→ Job: Without the pictures, can you quote each line below exactly?
────────────────────────────────────────
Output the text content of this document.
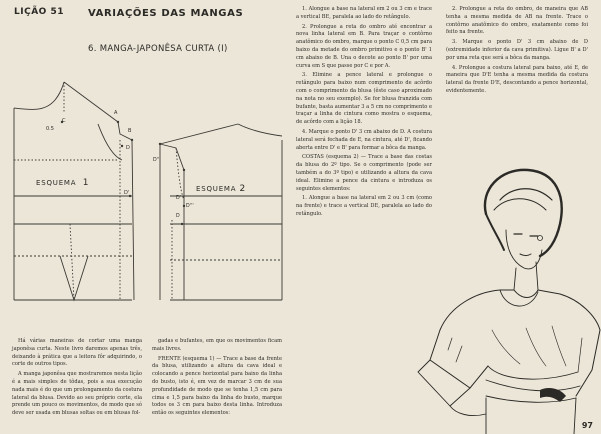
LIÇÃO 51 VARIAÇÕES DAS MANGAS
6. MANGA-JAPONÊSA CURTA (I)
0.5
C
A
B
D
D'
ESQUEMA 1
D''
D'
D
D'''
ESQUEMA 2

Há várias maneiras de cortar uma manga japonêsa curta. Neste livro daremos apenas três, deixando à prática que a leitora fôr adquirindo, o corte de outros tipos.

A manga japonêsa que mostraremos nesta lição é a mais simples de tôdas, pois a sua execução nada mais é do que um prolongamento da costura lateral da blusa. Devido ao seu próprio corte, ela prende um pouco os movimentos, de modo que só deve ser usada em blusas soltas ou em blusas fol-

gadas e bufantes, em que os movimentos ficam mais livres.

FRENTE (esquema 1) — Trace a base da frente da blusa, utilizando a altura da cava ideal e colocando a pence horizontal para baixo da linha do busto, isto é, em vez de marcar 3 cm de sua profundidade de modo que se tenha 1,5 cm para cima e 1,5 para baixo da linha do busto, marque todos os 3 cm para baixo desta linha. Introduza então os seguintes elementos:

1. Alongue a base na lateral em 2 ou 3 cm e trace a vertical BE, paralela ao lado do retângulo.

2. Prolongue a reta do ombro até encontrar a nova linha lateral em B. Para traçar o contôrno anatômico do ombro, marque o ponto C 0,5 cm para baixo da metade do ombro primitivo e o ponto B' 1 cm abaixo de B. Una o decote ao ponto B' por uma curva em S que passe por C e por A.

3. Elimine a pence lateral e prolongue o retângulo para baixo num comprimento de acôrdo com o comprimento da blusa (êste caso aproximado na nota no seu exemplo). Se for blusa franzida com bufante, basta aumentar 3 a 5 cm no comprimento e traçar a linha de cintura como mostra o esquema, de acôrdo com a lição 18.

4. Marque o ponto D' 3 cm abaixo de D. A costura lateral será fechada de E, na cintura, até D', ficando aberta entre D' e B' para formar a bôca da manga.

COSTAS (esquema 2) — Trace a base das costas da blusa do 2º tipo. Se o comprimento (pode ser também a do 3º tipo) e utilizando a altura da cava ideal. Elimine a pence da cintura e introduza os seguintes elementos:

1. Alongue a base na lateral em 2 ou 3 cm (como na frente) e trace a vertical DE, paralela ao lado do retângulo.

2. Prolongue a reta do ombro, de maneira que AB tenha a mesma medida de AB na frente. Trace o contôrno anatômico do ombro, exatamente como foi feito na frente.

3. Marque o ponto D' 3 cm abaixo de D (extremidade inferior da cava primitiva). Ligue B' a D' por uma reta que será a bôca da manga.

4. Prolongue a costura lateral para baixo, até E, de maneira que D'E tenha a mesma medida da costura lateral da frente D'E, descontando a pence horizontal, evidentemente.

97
────────────────────────────────────────
→ Task answer:
Output the text content of this document.
LIÇÃO 51 VARIAÇÕES DAS MANGAS
6. MANGA-JAPONÊSA CURTA (I)
0.5
C
A
B
D
D'
ESQUEMA 1
D''
D'
D
D'''
ESQUEMA 2

Há várias maneiras de cortar uma manga japonêsa curta. Neste livro daremos apenas três, deixando à prática que a leitora fôr adquirindo, o corte de outros tipos.

A manga japonêsa que mostraremos nesta lição é a mais simples de tôdas, pois a sua execução nada mais é do que um prolongamento da costura lateral da blusa. Devido ao seu próprio corte, ela prende um pouco os movimentos, de modo que só deve ser usada em blusas soltas ou em blusas fol-

gadas e bufantes, em que os movimentos ficam mais livres.

FRENTE (esquema 1) — Trace a base da frente da blusa, utilizando a altura da cava ideal e colocando a pence horizontal para baixo da linha do busto, isto é, em vez de marcar 3 cm de sua profundidade de modo que se tenha 1,5 cm para cima e 1,5 para baixo da linha do busto, marque todos os 3 cm para baixo desta linha. Introduza então os seguintes elementos:

1. Alongue a base na lateral em 2 ou 3 cm e trace a vertical BE, paralela ao lado do retângulo.

2. Prolongue a reta do ombro até encontrar a nova linha lateral em B. Para traçar o contôrno anatômico do ombro, marque o ponto C 0,5 cm para baixo da metade do ombro primitivo e o ponto B' 1 cm abaixo de B. Una o decote ao ponto B' por uma curva em S que passe por C e por A.

3. Elimine a pence lateral e prolongue o retângulo para baixo num comprimento de acôrdo com o comprimento da blusa (êste caso aproximado na nota no seu exemplo). Se for blusa franzida com bufante, basta aumentar 3 a 5 cm no comprimento e traçar a linha de cintura como mostra o esquema, de acôrdo com a lição 18.

4. Marque o ponto D' 3 cm abaixo de D. A costura lateral será fechada de E, na cintura, até D', ficando aberta entre D' e B' para formar a bôca da manga.

COSTAS (esquema 2) — Trace a base das costas da blusa do 2º tipo. Se o comprimento (pode ser também a do 3º tipo) e utilizando a altura da cava ideal. Elimine a pence da cintura e introduza os seguintes elementos:

1. Alongue a base na lateral em 2 ou 3 cm (como na frente) e trace a vertical DE, paralela ao lado do retângulo.

2. Prolongue a reta do ombro, de maneira que AB tenha a mesma medida de AB na frente. Trace o contôrno anatômico do ombro, exatamente como foi feito na frente.

3. Marque o ponto D' 3 cm abaixo de D (extremidade inferior da cava primitiva). Ligue B' a D' por uma reta que será a bôca da manga.

4. Prolongue a costura lateral para baixo, até E, de maneira que D'E tenha a mesma medida da costura lateral da frente D'E, descontando a pence horizontal, evidentemente.

97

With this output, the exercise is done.